Pick out the lines below with "right" and list them.

++++++++

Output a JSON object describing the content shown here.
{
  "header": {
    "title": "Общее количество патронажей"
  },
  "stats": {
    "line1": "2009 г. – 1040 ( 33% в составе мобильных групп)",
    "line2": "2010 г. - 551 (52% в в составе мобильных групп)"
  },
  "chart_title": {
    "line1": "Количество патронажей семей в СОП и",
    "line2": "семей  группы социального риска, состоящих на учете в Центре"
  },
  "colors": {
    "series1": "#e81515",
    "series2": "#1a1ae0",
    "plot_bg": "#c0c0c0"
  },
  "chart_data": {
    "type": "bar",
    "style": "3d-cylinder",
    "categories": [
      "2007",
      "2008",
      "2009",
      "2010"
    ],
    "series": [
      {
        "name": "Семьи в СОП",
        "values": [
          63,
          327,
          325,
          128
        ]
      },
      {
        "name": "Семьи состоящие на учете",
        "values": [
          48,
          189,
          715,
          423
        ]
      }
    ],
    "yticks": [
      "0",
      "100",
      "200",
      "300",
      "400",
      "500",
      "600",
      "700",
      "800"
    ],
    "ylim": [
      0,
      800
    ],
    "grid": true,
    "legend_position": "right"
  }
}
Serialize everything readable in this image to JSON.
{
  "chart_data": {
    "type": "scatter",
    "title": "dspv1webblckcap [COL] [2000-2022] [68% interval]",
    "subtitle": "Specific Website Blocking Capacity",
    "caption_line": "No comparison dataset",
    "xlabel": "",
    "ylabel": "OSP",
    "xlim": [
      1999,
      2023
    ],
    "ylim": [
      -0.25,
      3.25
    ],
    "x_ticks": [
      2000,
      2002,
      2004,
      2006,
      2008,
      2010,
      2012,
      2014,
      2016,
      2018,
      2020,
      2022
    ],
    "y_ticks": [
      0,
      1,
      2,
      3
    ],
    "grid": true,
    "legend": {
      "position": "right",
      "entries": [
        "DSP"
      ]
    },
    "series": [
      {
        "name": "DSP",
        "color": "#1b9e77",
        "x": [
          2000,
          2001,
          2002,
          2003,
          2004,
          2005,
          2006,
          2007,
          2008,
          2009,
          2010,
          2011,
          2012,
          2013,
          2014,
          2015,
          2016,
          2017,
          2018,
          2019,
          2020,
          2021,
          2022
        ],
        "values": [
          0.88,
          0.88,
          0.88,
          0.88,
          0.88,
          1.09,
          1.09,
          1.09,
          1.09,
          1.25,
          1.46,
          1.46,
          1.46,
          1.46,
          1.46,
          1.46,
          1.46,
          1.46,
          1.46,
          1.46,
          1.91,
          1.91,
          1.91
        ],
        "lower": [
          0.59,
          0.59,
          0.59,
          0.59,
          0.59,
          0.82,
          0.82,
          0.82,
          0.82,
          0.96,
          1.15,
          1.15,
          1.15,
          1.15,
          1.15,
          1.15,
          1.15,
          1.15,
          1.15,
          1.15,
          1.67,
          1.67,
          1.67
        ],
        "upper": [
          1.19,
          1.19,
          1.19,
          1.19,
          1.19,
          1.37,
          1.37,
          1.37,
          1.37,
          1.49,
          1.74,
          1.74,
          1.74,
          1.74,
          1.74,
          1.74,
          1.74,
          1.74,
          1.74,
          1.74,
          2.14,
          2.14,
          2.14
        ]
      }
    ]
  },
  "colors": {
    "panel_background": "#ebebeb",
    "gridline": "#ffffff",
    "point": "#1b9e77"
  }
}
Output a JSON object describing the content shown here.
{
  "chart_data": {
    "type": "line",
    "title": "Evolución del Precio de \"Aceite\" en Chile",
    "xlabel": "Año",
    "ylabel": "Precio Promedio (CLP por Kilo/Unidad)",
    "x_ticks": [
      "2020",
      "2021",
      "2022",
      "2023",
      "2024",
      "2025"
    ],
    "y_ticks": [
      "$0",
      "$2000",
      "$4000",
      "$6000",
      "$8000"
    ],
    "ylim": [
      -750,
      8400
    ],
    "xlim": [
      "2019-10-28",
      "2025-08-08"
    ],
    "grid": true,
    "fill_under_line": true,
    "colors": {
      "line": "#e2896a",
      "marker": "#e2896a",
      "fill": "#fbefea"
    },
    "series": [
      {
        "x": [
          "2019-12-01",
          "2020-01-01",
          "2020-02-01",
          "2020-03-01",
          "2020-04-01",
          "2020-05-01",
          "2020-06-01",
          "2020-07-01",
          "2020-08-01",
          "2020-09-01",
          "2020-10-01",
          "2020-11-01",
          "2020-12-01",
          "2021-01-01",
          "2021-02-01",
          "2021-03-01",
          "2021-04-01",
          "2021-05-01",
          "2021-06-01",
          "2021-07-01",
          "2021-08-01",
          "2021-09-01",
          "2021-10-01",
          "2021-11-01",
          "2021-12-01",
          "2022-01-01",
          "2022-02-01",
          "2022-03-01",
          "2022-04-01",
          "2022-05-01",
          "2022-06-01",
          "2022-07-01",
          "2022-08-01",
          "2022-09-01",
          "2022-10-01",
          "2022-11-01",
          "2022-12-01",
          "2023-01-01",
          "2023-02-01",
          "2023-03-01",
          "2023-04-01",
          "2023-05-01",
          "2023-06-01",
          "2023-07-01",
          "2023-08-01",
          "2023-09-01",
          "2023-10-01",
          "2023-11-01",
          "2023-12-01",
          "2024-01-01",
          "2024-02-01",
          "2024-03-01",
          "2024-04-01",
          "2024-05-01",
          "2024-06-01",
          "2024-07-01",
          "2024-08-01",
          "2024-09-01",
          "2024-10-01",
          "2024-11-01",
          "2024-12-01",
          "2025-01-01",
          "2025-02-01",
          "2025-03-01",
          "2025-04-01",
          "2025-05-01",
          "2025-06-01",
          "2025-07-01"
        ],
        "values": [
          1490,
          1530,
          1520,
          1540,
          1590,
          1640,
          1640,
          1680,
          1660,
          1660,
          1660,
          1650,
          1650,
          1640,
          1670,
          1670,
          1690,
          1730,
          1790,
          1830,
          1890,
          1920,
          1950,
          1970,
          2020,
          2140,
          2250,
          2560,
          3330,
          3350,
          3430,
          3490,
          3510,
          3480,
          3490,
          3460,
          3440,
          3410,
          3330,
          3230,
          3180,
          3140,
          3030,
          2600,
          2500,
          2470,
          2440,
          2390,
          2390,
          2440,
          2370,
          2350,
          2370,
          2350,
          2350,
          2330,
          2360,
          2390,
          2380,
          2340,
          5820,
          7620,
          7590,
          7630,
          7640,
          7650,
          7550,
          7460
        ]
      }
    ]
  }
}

++++++++

## Reply
    "legend_position": "right"
      "position": "right",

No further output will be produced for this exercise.